— Start —

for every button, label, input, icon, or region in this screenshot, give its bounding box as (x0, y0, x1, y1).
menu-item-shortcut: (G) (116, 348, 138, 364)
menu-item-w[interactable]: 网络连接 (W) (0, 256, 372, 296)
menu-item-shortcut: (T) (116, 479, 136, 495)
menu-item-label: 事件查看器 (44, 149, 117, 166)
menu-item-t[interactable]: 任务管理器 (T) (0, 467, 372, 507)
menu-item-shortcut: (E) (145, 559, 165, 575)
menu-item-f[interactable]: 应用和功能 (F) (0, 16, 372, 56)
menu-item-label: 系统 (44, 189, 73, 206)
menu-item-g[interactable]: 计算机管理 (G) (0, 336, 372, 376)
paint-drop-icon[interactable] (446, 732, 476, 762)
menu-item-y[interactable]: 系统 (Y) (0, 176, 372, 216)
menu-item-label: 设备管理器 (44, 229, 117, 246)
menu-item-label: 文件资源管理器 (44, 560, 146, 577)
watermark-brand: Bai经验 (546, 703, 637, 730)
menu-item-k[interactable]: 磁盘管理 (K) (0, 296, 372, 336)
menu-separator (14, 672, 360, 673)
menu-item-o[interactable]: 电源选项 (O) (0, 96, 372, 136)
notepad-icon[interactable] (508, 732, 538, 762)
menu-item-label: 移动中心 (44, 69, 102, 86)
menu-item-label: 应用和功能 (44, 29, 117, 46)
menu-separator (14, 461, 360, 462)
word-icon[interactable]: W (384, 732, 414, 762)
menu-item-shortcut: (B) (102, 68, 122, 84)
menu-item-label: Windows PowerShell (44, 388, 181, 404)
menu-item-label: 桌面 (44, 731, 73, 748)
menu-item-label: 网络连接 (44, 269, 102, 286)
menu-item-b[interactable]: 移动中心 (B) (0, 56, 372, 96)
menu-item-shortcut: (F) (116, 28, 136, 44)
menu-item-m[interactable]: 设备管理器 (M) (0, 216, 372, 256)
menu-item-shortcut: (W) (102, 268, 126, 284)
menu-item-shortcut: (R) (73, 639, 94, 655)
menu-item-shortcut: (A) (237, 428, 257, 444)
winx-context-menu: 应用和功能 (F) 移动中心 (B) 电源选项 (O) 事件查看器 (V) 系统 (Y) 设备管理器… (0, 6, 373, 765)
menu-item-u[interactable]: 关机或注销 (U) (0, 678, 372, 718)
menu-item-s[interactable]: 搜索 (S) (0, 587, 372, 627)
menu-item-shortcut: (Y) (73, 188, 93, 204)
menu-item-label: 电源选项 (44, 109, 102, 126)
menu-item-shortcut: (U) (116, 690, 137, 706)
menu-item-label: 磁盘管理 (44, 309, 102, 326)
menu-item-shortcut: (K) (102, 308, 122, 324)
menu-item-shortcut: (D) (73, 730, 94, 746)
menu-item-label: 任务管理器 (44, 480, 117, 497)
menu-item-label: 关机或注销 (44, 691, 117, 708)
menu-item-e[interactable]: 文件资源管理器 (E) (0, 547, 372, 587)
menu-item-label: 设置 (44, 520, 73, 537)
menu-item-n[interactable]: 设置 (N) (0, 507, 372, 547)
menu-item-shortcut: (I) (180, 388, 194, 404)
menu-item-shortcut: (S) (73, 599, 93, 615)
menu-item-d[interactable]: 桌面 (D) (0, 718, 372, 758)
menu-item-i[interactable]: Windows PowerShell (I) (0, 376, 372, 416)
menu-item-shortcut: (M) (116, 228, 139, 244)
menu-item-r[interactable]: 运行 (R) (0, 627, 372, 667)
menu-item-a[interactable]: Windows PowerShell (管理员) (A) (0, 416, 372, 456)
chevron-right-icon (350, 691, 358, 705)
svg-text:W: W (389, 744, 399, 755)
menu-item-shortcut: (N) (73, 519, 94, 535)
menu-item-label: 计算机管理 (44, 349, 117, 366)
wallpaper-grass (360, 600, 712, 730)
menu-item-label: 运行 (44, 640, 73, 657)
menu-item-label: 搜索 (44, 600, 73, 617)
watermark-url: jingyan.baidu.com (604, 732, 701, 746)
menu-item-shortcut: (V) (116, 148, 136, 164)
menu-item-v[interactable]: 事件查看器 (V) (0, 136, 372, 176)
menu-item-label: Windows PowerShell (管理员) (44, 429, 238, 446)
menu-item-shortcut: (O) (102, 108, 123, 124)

— End —

Lay out every line of the items above as a JSON array of strings, one string per line, with blank lines left out.

• **Answer below**:
[
  "for every button, label, input, icon, or region in this screenshot, give its bounding box as (x0, y0, x1, y1).",
  "menu-item-shortcut: (G) (116, 348, 138, 364)",
  "menu-item-w[interactable]: 网络连接 (W) (0, 256, 372, 296)",
  "menu-item-shortcut: (T) (116, 479, 136, 495)",
  "menu-item-label: 事件查看器 (44, 149, 117, 166)",
  "menu-item-t[interactable]: 任务管理器 (T) (0, 467, 372, 507)",
  "menu-item-shortcut: (E) (145, 559, 165, 575)",
  "menu-item-f[interactable]: 应用和功能 (F) (0, 16, 372, 56)",
  "menu-item-label: 系统 (44, 189, 73, 206)",
  "menu-item-g[interactable]: 计算机管理 (G) (0, 336, 372, 376)",
  "paint-drop-icon[interactable] (446, 732, 476, 762)",
  "menu-item-y[interactable]: 系统 (Y) (0, 176, 372, 216)",
  "menu-item-label: 设备管理器 (44, 229, 117, 246)",
  "menu-item-label: 文件资源管理器 (44, 560, 146, 577)",
  "watermark-brand: Bai经验 (546, 703, 637, 730)",
  "menu-item-k[interactable]: 磁盘管理 (K) (0, 296, 372, 336)",
  "menu-separator (14, 672, 360, 673)",
  "menu-item-o[interactable]: 电源选项 (O) (0, 96, 372, 136)",
  "notepad-icon[interactable] (508, 732, 538, 762)",
  "menu-item-label: 移动中心 (44, 69, 102, 86)",
  "menu-item-label: 应用和功能 (44, 29, 117, 46)",
  "menu-separator (14, 461, 360, 462)",
  "word-icon[interactable]: W (384, 732, 414, 762)",
  "menu-item-shortcut: (B) (102, 68, 122, 84)",
  "menu-item-label: Windows PowerShell (44, 388, 181, 404)",
  "menu-item-label: 桌面 (44, 731, 73, 748)",
  "menu-item-label: 网络连接 (44, 269, 102, 286)",
  "menu-item-b[interactable]: 移动中心 (B) (0, 56, 372, 96)",
  "menu-item-shortcut: (F) (116, 28, 136, 44)",
  "menu-item-m[interactable]: 设备管理器 (M) (0, 216, 372, 256)",
  "menu-item-shortcut: (W) (102, 268, 126, 284)",
  "menu-item-shortcut: (R) (73, 639, 94, 655)",
  "menu-item-shortcut: (A) (237, 428, 257, 444)",
  "winx-context-menu: 应用和功能 (F) 移动中心 (B) 电源选项 (O) 事件查看器 (V) 系统 (Y) 设备管理器… (0, 6, 373, 765)",
  "menu-item-u[interactable]: 关机或注销 (U) (0, 678, 372, 718)",
  "menu-item-s[interactable]: 搜索 (S) (0, 587, 372, 627)",
  "menu-item-shortcut: (Y) (73, 188, 93, 204)",
  "menu-item-label: 电源选项 (44, 109, 102, 126)",
  "menu-item-shortcut: (U) (116, 690, 137, 706)",
  "menu-item-label: 磁盘管理 (44, 309, 102, 326)",
  "menu-item-shortcut: (K) (102, 308, 122, 324)",
  "menu-item-shortcut: (D) (73, 730, 94, 746)",
  "menu-item-label: 任务管理器 (44, 480, 117, 497)",
  "menu-item-label: 关机或注销 (44, 691, 117, 708)",
  "menu-item-e[interactable]: 文件资源管理器 (E) (0, 547, 372, 587)",
  "menu-item-label: 设置 (44, 520, 73, 537)",
  "menu-item-n[interactable]: 设置 (N) (0, 507, 372, 547)",
  "menu-item-shortcut: (I) (180, 388, 194, 404)",
  "menu-item-shortcut: (S) (73, 599, 93, 615)",
  "menu-item-d[interactable]: 桌面 (D) (0, 718, 372, 758)",
  "menu-item-i[interactable]: Windows PowerShell (I) (0, 376, 372, 416)",
  "menu-item-shortcut: (M) (116, 228, 139, 244)",
  "menu-item-r[interactable]: 运行 (R) (0, 627, 372, 667)",
  "menu-item-a[interactable]: Windows PowerShell (管理员) (A) (0, 416, 372, 456)",
  "chevron-right-icon (350, 691, 358, 705)",
  "svg-text:W: W (389, 744, 399, 755)",
  "menu-item-shortcut: (N) (73, 519, 94, 535)",
  "menu-item-label: 计算机管理 (44, 349, 117, 366)",
  "wallpaper-grass (360, 600, 712, 730)",
  "menu-item-label: 运行 (44, 640, 73, 657)",
  "menu-item-label: 搜索 (44, 600, 73, 617)",
  "watermark-url: jingyan.baidu.com (604, 732, 701, 746)",
  "menu-item-shortcut: (V) (116, 148, 136, 164)",
  "menu-item-v[interactable]: 事件查看器 (V) (0, 136, 372, 176)",
  "menu-item-label: Windows PowerShell (管理员) (44, 429, 238, 446)",
  "menu-item-shortcut: (O) (102, 108, 123, 124)"
]